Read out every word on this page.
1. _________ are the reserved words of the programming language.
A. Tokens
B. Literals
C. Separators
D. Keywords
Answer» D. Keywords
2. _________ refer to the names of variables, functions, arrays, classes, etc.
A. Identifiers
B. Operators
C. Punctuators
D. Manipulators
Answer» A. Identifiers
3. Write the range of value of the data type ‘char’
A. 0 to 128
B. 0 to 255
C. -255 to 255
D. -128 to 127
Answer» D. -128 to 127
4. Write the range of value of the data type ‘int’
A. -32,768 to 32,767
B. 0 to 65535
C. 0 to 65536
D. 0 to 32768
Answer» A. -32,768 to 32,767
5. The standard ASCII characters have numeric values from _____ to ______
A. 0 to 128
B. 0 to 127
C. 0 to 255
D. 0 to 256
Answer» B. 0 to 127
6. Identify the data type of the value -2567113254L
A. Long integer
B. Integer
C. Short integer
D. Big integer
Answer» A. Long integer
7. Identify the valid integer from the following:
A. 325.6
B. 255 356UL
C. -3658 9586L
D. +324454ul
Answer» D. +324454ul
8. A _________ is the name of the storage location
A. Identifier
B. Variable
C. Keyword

=-=-=-=-=

Your objective:
Set out every line from the material that contains the string "Long".

The solution:
A. Long integer
Answer» A. Long integer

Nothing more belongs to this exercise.